> _What this task involves_
Write out every line below that includes the word "previous".

> _Supplied material_
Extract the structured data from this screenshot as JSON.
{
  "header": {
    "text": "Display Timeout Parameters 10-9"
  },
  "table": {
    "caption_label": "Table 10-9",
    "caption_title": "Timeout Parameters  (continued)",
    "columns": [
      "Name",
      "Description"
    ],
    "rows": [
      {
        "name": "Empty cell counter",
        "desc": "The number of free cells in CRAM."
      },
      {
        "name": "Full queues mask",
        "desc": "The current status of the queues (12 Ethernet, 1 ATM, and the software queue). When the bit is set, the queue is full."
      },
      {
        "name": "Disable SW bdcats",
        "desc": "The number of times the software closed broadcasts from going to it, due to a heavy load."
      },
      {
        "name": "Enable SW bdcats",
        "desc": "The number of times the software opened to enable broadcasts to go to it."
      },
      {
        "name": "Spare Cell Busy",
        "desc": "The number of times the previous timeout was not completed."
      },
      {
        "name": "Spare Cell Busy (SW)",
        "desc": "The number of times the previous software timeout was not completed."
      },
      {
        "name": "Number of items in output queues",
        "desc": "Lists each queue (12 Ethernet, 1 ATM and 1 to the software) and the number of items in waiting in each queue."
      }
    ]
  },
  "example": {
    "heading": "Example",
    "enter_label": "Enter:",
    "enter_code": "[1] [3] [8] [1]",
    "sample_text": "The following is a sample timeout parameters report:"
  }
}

> _Written response_
        "desc": "The number of times the previous timeout was not completed."
        "desc": "The number of times the previous software timeout was not completed."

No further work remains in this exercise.